### Prompt
Repeat each line exactly, leaving nothing out.

### Extracted data
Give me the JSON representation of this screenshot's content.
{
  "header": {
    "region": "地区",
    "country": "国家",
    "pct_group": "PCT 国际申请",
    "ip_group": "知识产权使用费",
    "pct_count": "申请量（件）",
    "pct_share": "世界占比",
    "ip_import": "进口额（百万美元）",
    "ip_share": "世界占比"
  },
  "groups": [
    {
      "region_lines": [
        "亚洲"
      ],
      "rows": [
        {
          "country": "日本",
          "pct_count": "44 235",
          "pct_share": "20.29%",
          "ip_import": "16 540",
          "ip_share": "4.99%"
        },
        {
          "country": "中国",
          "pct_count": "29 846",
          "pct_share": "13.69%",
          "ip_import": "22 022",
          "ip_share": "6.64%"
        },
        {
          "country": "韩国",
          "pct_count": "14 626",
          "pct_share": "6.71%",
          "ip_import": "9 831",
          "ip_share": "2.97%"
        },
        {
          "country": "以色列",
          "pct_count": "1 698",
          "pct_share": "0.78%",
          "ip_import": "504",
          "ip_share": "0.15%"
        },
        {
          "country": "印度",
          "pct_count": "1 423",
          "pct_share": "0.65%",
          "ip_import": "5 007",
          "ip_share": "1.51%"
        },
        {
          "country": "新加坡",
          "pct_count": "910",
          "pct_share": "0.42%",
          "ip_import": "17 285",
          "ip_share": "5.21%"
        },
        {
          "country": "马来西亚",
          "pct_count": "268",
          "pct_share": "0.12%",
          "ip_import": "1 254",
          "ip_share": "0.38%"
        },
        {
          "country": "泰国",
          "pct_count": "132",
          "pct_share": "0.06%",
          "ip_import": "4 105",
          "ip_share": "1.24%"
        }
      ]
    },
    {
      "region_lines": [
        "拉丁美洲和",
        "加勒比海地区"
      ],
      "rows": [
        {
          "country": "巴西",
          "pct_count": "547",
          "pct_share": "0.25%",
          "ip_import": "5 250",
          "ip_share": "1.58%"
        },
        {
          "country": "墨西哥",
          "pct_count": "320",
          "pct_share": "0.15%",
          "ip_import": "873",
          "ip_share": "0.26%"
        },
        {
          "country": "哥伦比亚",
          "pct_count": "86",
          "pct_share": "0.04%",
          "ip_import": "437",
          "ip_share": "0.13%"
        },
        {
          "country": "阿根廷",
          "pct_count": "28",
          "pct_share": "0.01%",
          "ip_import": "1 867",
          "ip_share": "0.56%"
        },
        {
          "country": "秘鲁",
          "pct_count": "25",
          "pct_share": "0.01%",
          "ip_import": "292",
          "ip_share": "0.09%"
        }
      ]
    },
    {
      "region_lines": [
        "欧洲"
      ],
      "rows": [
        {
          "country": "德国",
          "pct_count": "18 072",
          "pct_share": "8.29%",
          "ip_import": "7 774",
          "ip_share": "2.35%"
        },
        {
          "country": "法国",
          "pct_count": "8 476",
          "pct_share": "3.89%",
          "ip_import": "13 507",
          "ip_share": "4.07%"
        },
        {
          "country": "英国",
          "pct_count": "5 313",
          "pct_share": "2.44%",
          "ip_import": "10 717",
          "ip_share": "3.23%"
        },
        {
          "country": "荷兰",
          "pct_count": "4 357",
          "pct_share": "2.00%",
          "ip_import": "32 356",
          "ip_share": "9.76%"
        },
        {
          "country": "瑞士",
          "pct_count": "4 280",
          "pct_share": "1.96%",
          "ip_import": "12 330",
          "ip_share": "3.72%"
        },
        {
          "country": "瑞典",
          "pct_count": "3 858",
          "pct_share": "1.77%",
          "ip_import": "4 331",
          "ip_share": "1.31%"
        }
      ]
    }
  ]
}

### Answer in full
Give me the JSON representation of this screenshot's content.
{
  "header": {
    "region": "地区",
    "country": "国家",
    "pct_group": "PCT 国际申请",
    "ip_group": "知识产权使用费",
    "pct_count": "申请量（件）",
    "pct_share": "世界占比",
    "ip_import": "进口额（百万美元）",
    "ip_share": "世界占比"
  },
  "groups": [
    {
      "region_lines": [
        "亚洲"
      ],
      "rows": [
        {
          "country": "日本",
          "pct_count": "44 235",
          "pct_share": "20.29%",
          "ip_import": "16 540",
          "ip_share": "4.99%"
        },
        {
          "country": "中国",
          "pct_count": "29 846",
          "pct_share": "13.69%",
          "ip_import": "22 022",
          "ip_share": "6.64%"
        },
        {
          "country": "韩国",
          "pct_count": "14 626",
          "pct_share": "6.71%",
          "ip_import": "9 831",
          "ip_share": "2.97%"
        },
        {
          "country": "以色列",
          "pct_count": "1 698",
          "pct_share": "0.78%",
          "ip_import": "504",
          "ip_share": "0.15%"
        },
        {
          "country": "印度",
          "pct_count": "1 423",
          "pct_share": "0.65%",
          "ip_import": "5 007",
          "ip_share": "1.51%"
        },
        {
          "country": "新加坡",
          "pct_count": "910",
          "pct_share": "0.42%",
          "ip_import": "17 285",
          "ip_share": "5.21%"
        },
        {
          "country": "马来西亚",
          "pct_count": "268",
          "pct_share": "0.12%",
          "ip_import": "1 254",
          "ip_share": "0.38%"
        },
        {
          "country": "泰国",
          "pct_count": "132",
          "pct_share": "0.06%",
          "ip_import": "4 105",
          "ip_share": "1.24%"
        }
      ]
    },
    {
      "region_lines": [
        "拉丁美洲和",
        "加勒比海地区"
      ],
      "rows": [
        {
          "country": "巴西",
          "pct_count": "547",
          "pct_share": "0.25%",
          "ip_import": "5 250",
          "ip_share": "1.58%"
        },
        {
          "country": "墨西哥",
          "pct_count": "320",
          "pct_share": "0.15%",
          "ip_import": "873",
          "ip_share": "0.26%"
        },
        {
          "country": "哥伦比亚",
          "pct_count": "86",
          "pct_share": "0.04%",
          "ip_import": "437",
          "ip_share": "0.13%"
        },
        {
          "country": "阿根廷",
          "pct_count": "28",
          "pct_share": "0.01%",
          "ip_import": "1 867",
          "ip_share": "0.56%"
        },
        {
          "country": "秘鲁",
          "pct_count": "25",
          "pct_share": "0.01%",
          "ip_import": "292",
          "ip_share": "0.09%"
        }
      ]
    },
    {
      "region_lines": [
        "欧洲"
      ],
      "rows": [
        {
          "country": "德国",
          "pct_count": "18 072",
          "pct_share": "8.29%",
          "ip_import": "7 774",
          "ip_share": "2.35%"
        },
        {
          "country": "法国",
          "pct_count": "8 476",
          "pct_share": "3.89%",
          "ip_import": "13 507",
          "ip_share": "4.07%"
        },
        {
          "country": "英国",
          "pct_count": "5 313",
          "pct_share": "2.44%",
          "ip_import": "10 717",
          "ip_share": "3.23%"
        },
        {
          "country": "荷兰",
          "pct_count": "4 357",
          "pct_share": "2.00%",
          "ip_import": "32 356",
          "ip_share": "9.76%"
        },
        {
          "country": "瑞士",
          "pct_count": "4 280",
          "pct_share": "1.96%",
          "ip_import": "12 330",
          "ip_share": "3.72%"
        },
        {
          "country": "瑞典",
          "pct_count": "3 858",
          "pct_share": "1.77%",
          "ip_import": "4 331",
          "ip_share": "1.31%"
        }
      ]
    }
  ]
}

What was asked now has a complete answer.